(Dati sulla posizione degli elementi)

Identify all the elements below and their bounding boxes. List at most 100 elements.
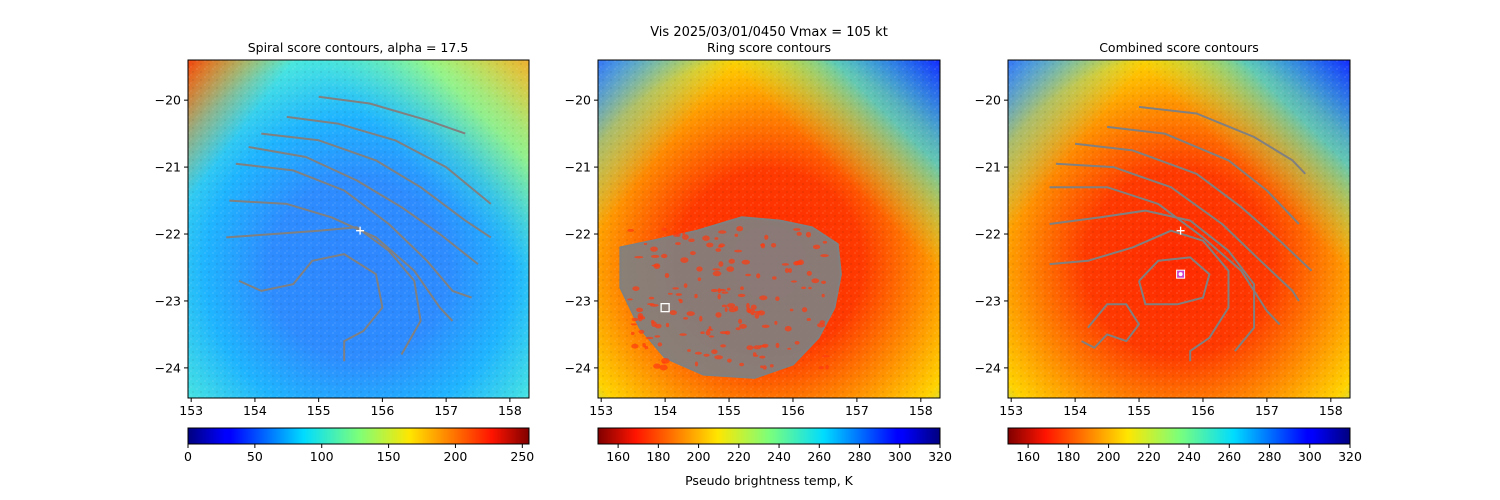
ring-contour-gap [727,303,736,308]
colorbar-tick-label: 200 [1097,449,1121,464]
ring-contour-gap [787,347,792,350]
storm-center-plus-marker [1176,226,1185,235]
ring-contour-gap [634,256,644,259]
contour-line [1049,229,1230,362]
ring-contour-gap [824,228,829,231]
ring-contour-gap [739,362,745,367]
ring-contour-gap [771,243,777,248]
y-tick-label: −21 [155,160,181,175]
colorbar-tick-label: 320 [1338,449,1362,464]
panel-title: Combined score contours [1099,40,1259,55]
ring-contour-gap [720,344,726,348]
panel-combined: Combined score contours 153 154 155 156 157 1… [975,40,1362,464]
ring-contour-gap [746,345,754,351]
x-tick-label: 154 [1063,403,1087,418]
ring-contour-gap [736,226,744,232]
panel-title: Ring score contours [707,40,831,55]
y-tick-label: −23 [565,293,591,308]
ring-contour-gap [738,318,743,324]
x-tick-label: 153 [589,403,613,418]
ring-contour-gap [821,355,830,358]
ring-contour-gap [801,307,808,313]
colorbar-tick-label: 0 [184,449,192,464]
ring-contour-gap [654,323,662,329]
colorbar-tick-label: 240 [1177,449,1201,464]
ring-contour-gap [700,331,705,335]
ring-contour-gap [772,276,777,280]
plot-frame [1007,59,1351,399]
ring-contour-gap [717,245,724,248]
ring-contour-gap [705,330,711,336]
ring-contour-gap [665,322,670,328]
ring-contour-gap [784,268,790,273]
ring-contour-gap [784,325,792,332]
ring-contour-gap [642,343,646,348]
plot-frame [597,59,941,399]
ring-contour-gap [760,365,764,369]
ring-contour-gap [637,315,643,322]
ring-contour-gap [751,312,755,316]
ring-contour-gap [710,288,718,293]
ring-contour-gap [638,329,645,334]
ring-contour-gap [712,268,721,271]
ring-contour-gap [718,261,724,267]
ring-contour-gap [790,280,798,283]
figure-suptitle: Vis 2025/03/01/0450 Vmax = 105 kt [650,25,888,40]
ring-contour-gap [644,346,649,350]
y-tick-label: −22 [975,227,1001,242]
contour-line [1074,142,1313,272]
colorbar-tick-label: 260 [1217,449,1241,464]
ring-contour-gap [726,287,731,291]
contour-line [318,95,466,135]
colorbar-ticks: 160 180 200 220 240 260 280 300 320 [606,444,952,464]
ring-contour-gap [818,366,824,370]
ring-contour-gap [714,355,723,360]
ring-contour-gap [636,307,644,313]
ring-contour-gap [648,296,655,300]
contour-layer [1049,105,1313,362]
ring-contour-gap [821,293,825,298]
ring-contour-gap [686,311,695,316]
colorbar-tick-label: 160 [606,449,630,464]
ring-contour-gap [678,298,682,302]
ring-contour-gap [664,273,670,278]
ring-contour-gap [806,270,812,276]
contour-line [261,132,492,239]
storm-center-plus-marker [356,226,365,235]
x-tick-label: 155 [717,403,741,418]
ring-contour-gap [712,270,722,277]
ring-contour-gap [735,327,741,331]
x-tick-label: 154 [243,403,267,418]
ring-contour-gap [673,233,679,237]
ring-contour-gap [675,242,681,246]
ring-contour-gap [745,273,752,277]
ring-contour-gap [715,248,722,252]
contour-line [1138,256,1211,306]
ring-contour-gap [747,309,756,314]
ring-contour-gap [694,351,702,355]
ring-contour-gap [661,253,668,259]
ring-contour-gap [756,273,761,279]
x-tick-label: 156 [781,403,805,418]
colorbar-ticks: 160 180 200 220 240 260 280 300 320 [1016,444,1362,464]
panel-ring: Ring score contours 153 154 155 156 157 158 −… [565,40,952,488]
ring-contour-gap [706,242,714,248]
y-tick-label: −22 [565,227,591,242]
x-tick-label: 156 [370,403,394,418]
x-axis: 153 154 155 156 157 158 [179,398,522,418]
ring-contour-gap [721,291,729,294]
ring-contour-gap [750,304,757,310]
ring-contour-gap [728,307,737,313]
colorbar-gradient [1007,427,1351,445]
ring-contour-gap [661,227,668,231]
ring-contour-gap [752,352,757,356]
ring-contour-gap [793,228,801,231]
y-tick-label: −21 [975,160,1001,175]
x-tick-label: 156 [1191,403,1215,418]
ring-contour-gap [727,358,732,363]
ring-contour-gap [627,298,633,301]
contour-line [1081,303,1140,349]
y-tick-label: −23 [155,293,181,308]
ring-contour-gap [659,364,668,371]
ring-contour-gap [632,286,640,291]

==

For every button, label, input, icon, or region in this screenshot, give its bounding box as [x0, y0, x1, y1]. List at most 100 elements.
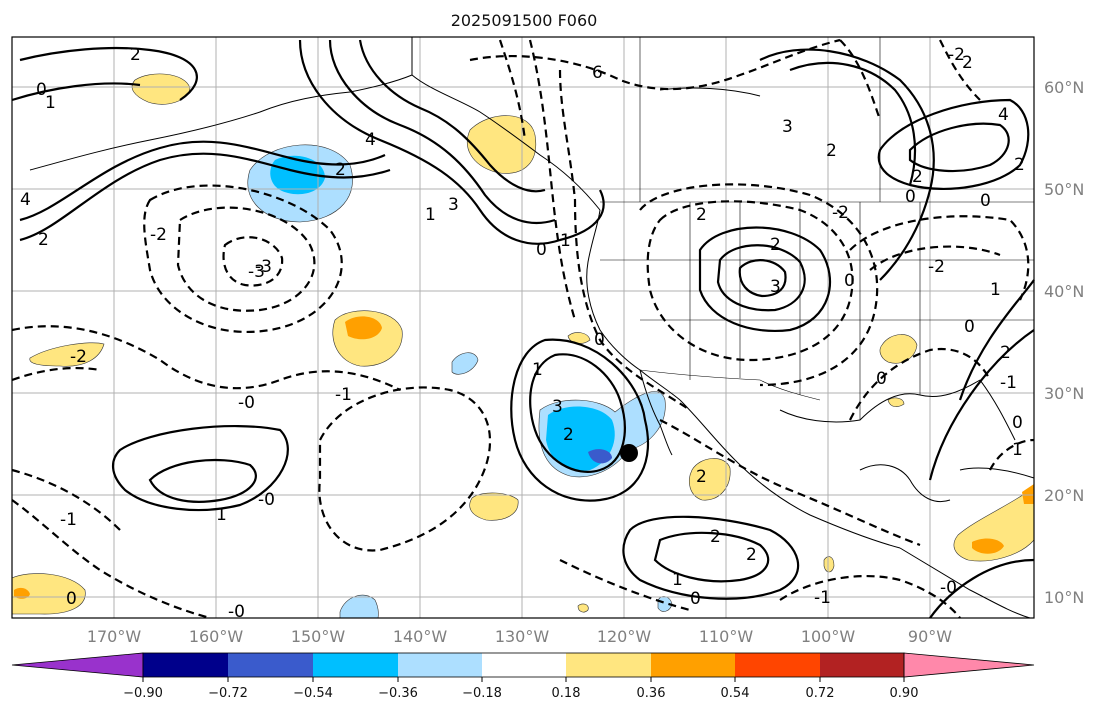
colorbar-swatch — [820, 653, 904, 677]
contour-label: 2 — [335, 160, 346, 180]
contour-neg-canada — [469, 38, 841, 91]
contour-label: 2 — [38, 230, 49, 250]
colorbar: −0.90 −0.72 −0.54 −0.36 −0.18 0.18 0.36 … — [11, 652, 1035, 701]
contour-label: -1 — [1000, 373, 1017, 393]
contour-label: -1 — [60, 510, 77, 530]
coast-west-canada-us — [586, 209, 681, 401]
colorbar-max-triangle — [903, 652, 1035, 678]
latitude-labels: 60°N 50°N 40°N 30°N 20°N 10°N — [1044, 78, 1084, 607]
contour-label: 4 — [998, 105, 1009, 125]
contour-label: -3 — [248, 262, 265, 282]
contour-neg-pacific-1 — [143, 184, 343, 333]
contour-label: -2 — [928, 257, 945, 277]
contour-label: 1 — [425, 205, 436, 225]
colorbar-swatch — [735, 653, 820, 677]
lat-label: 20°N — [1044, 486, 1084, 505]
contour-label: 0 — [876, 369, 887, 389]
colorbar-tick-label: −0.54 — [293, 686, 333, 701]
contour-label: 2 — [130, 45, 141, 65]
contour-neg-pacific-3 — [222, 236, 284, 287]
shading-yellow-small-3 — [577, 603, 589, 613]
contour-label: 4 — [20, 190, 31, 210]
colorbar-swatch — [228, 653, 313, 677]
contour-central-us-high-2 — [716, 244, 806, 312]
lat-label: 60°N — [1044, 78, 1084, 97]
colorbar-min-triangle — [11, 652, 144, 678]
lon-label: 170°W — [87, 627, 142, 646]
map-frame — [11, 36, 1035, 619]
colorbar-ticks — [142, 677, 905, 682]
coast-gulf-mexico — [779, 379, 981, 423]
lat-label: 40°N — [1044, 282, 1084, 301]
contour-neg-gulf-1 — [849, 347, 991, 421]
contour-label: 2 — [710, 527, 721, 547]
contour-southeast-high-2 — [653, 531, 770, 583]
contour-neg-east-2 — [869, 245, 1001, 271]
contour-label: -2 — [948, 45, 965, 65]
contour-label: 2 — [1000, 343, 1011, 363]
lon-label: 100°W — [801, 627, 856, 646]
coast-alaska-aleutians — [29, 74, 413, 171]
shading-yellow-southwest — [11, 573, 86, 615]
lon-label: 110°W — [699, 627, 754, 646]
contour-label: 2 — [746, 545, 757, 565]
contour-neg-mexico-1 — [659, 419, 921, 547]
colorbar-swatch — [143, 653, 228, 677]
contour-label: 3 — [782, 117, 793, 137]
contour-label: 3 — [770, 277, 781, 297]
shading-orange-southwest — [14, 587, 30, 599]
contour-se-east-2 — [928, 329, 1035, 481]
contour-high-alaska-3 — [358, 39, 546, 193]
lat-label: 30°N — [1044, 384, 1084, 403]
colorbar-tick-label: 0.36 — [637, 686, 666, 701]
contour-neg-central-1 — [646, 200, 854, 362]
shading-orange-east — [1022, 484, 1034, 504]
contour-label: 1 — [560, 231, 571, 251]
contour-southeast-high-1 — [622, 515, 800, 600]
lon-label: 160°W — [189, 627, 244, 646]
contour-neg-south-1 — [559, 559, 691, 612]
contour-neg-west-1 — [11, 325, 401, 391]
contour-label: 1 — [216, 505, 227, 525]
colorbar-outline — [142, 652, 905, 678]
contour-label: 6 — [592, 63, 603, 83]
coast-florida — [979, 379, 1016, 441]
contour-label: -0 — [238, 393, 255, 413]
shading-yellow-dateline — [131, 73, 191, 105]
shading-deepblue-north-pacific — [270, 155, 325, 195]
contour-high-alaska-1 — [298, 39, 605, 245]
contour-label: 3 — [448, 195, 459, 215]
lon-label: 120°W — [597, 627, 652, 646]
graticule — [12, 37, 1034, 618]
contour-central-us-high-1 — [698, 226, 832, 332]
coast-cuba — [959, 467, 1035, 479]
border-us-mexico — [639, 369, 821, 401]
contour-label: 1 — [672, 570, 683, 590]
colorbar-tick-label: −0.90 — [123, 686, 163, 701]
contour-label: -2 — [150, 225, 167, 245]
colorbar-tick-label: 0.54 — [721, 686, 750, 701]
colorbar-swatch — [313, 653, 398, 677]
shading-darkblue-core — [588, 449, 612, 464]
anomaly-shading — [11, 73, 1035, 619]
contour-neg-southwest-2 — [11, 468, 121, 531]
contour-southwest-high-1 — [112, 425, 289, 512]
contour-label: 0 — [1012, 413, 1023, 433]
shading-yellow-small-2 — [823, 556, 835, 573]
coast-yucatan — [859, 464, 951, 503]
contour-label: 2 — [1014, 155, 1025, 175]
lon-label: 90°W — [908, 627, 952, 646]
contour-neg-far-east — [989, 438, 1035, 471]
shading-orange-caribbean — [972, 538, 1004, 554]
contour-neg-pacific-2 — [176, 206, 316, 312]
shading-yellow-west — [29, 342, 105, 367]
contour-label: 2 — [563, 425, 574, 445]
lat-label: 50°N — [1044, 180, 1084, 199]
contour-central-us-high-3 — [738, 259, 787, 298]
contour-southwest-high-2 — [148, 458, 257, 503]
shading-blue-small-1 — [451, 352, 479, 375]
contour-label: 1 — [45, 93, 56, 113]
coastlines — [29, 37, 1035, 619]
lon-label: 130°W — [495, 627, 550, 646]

CONSEGNA: Cita alla lettera le voci, cominciando dalla riga che contiene "ring-contour-gap [727,303,736,308]" e fermandoti dopo quella che contiene "ring-contour-gap [705,330,711,336]".

RISPOSTA SCRITTA:
ring-contour-gap [727,303,736,308]
colorbar-tick-label: 200 [1097,449,1121,464]
ring-contour-gap [787,347,792,350]
storm-center-plus-marker [1176,226,1185,235]
ring-contour-gap [634,256,644,259]
contour-line [1049,229,1230,362]
ring-contour-gap [824,228,829,231]
ring-contour-gap [739,362,745,367]
ring-contour-gap [771,243,777,248]
y-tick-label: −21 [155,160,181,175]
colorbar-tick-label: 320 [1338,449,1362,464]
panel-title: Combined score contours [1099,40,1259,55]
ring-contour-gap [720,344,726,348]
panel-combined: Combined score contours 153 154 155 156 157 1… [975,40,1362,464]
ring-contour-gap [746,345,754,351]
x-tick-label: 154 [1063,403,1087,418]
ring-contour-gap [736,226,744,232]
panel-title: Ring score contours [707,40,831,55]
y-tick-label: −23 [565,293,591,308]
ring-contour-gap [738,318,743,324]
x-tick-label: 153 [589,403,613,418]
ring-contour-gap [821,355,830,358]
ring-contour-gap [801,307,808,313]
colorbar-tick-label: 0 [184,449,192,464]
ring-contour-gap [654,323,662,329]
colorbar-tick-label: 240 [1177,449,1201,464]
ring-contour-gap [700,331,705,335]
ring-contour-gap [772,276,777,280]
plot-frame [1007,59,1351,399]
ring-contour-gap [717,245,724,248]
ring-contour-gap [705,330,711,336]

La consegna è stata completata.